- [WRITTEN EXERCISE]: Wherever the string "name" appears in the listing, copy that line.

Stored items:
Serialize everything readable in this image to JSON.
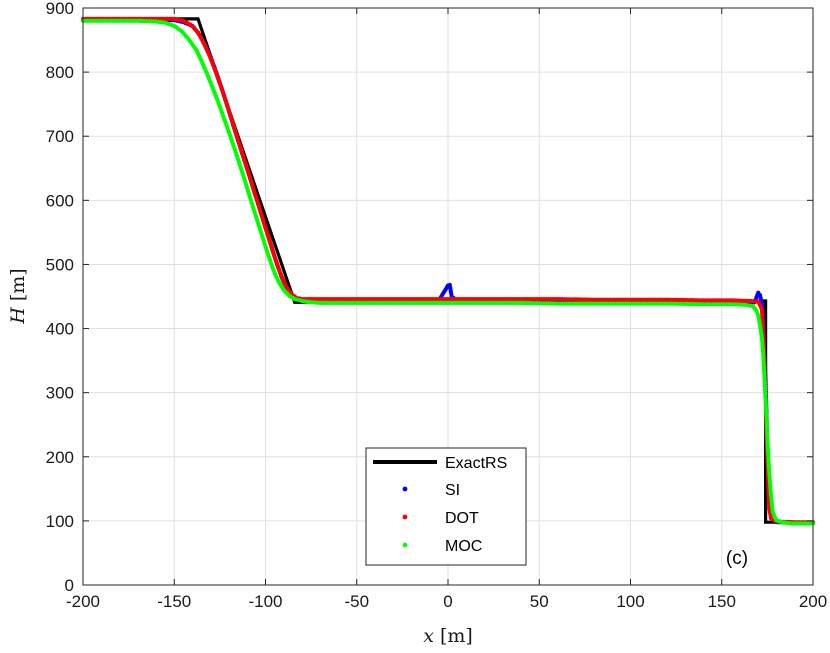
{
  "chart_data": {
    "type": "line",
    "xlabel_var": "x",
    "xlabel_unit": "[m]",
    "ylabel_var": "H",
    "ylabel_unit": "[m]",
    "xlim": [
      -200,
      200
    ],
    "ylim": [
      0,
      900
    ],
    "x_ticks": [
      -200,
      -150,
      -100,
      -50,
      0,
      50,
      100,
      150,
      200
    ],
    "y_ticks": [
      0,
      100,
      200,
      300,
      400,
      500,
      600,
      700,
      800,
      900
    ],
    "grid": true,
    "legend_position": "bottom-center",
    "panel_label": "(c)",
    "colors": {
      "exact": "#000000",
      "si": "#0000ff",
      "dot": "#ff0000",
      "moc": "#00ff00",
      "grid": "#e0e0e0"
    },
    "series": [
      {
        "name": "ExactRS",
        "style": "line",
        "points": [
          [
            -200,
            883
          ],
          [
            -137,
            883
          ],
          [
            -84,
            441
          ],
          [
            174,
            443
          ],
          [
            174,
            98
          ],
          [
            200,
            98
          ]
        ]
      },
      {
        "name": "SI",
        "style": "markers",
        "points": [
          [
            -200,
            881
          ],
          [
            -190,
            881
          ],
          [
            -180,
            881
          ],
          [
            -170,
            881
          ],
          [
            -160,
            881
          ],
          [
            -150,
            881
          ],
          [
            -145,
            878
          ],
          [
            -140,
            872
          ],
          [
            -136,
            858
          ],
          [
            -133,
            842
          ],
          [
            -130,
            823
          ],
          [
            -127,
            800
          ],
          [
            -124,
            775
          ],
          [
            -121,
            748
          ],
          [
            -118,
            720
          ],
          [
            -115,
            693
          ],
          [
            -112,
            666
          ],
          [
            -109,
            640
          ],
          [
            -106,
            612
          ],
          [
            -103,
            585
          ],
          [
            -100,
            558
          ],
          [
            -97,
            530
          ],
          [
            -94,
            503
          ],
          [
            -91,
            479
          ],
          [
            -88,
            460
          ],
          [
            -85,
            449
          ],
          [
            -82,
            445
          ],
          [
            -78,
            444
          ],
          [
            -70,
            444
          ],
          [
            -50,
            444
          ],
          [
            -25,
            444
          ],
          [
            -5,
            444
          ],
          [
            0,
            467
          ],
          [
            1,
            468
          ],
          [
            2,
            450
          ],
          [
            5,
            444
          ],
          [
            25,
            444
          ],
          [
            50,
            444
          ],
          [
            75,
            443
          ],
          [
            100,
            443
          ],
          [
            125,
            443
          ],
          [
            150,
            442
          ],
          [
            162,
            442
          ],
          [
            168,
            441
          ],
          [
            170,
            456
          ],
          [
            171,
            452
          ],
          [
            172,
            440
          ],
          [
            173,
            400
          ],
          [
            173.5,
            360
          ],
          [
            174,
            320
          ],
          [
            174.5,
            270
          ],
          [
            175,
            210
          ],
          [
            175.5,
            170
          ],
          [
            176,
            140
          ],
          [
            177,
            118
          ],
          [
            178,
            105
          ],
          [
            180,
            98
          ],
          [
            190,
            97
          ],
          [
            200,
            97
          ]
        ]
      },
      {
        "name": "DOT",
        "style": "markers",
        "points": [
          [
            -200,
            883
          ],
          [
            -190,
            883
          ],
          [
            -180,
            883
          ],
          [
            -170,
            883
          ],
          [
            -160,
            883
          ],
          [
            -150,
            883
          ],
          [
            -145,
            880
          ],
          [
            -141,
            874
          ],
          [
            -137,
            862
          ],
          [
            -134,
            846
          ],
          [
            -131,
            828
          ],
          [
            -128,
            806
          ],
          [
            -125,
            782
          ],
          [
            -122,
            757
          ],
          [
            -119,
            730
          ],
          [
            -116,
            703
          ],
          [
            -113,
            676
          ],
          [
            -110,
            649
          ],
          [
            -107,
            621
          ],
          [
            -104,
            594
          ],
          [
            -101,
            566
          ],
          [
            -98,
            539
          ],
          [
            -95,
            512
          ],
          [
            -92,
            487
          ],
          [
            -89,
            467
          ],
          [
            -86,
            454
          ],
          [
            -83,
            448
          ],
          [
            -80,
            446
          ],
          [
            -75,
            446
          ],
          [
            -60,
            446
          ],
          [
            -40,
            446
          ],
          [
            -20,
            446
          ],
          [
            0,
            446
          ],
          [
            20,
            446
          ],
          [
            40,
            446
          ],
          [
            60,
            446
          ],
          [
            80,
            445
          ],
          [
            100,
            445
          ],
          [
            120,
            445
          ],
          [
            140,
            444
          ],
          [
            155,
            444
          ],
          [
            165,
            443
          ],
          [
            170,
            442
          ],
          [
            172,
            430
          ],
          [
            173,
            380
          ],
          [
            174,
            300
          ],
          [
            174.5,
            240
          ],
          [
            175,
            200
          ],
          [
            175.5,
            160
          ],
          [
            176,
            120
          ],
          [
            177,
            104
          ],
          [
            180,
            99
          ],
          [
            190,
            98
          ],
          [
            200,
            98
          ]
        ]
      },
      {
        "name": "MOC",
        "style": "markers",
        "points": [
          [
            -200,
            880
          ],
          [
            -190,
            880
          ],
          [
            -180,
            880
          ],
          [
            -170,
            880
          ],
          [
            -160,
            879
          ],
          [
            -155,
            877
          ],
          [
            -150,
            872
          ],
          [
            -146,
            864
          ],
          [
            -142,
            851
          ],
          [
            -138,
            835
          ],
          [
            -135,
            817
          ],
          [
            -132,
            797
          ],
          [
            -129,
            776
          ],
          [
            -126,
            754
          ],
          [
            -123,
            730
          ],
          [
            -120,
            706
          ],
          [
            -117,
            681
          ],
          [
            -114,
            655
          ],
          [
            -111,
            628
          ],
          [
            -108,
            600
          ],
          [
            -105,
            573
          ],
          [
            -102,
            546
          ],
          [
            -99,
            519
          ],
          [
            -96,
            494
          ],
          [
            -93,
            474
          ],
          [
            -90,
            460
          ],
          [
            -87,
            451
          ],
          [
            -84,
            446
          ],
          [
            -80,
            443
          ],
          [
            -75,
            441
          ],
          [
            -70,
            440
          ],
          [
            -60,
            440
          ],
          [
            -40,
            440
          ],
          [
            -20,
            440
          ],
          [
            0,
            440
          ],
          [
            20,
            440
          ],
          [
            40,
            440
          ],
          [
            60,
            439
          ],
          [
            80,
            439
          ],
          [
            100,
            439
          ],
          [
            120,
            439
          ],
          [
            140,
            438
          ],
          [
            155,
            438
          ],
          [
            163,
            437
          ],
          [
            167,
            435
          ],
          [
            169,
            428
          ],
          [
            170,
            420
          ],
          [
            171,
            405
          ],
          [
            172,
            385
          ],
          [
            172.5,
            368
          ],
          [
            173,
            345
          ],
          [
            173.5,
            318
          ],
          [
            174,
            290
          ],
          [
            174.5,
            262
          ],
          [
            175,
            230
          ],
          [
            175.5,
            202
          ],
          [
            176,
            178
          ],
          [
            176.5,
            157
          ],
          [
            177,
            140
          ],
          [
            177.5,
            126
          ],
          [
            178,
            114
          ],
          [
            179,
            106
          ],
          [
            180,
            101
          ],
          [
            183,
            98
          ],
          [
            188,
            96
          ],
          [
            195,
            96
          ],
          [
            200,
            96
          ]
        ]
      }
    ]
  }
}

- [RESPONSE TO THIS EXERCISE]:
        "name": "ExactRS",
        "name": "SI",
        "name": "DOT",
        "name": "MOC",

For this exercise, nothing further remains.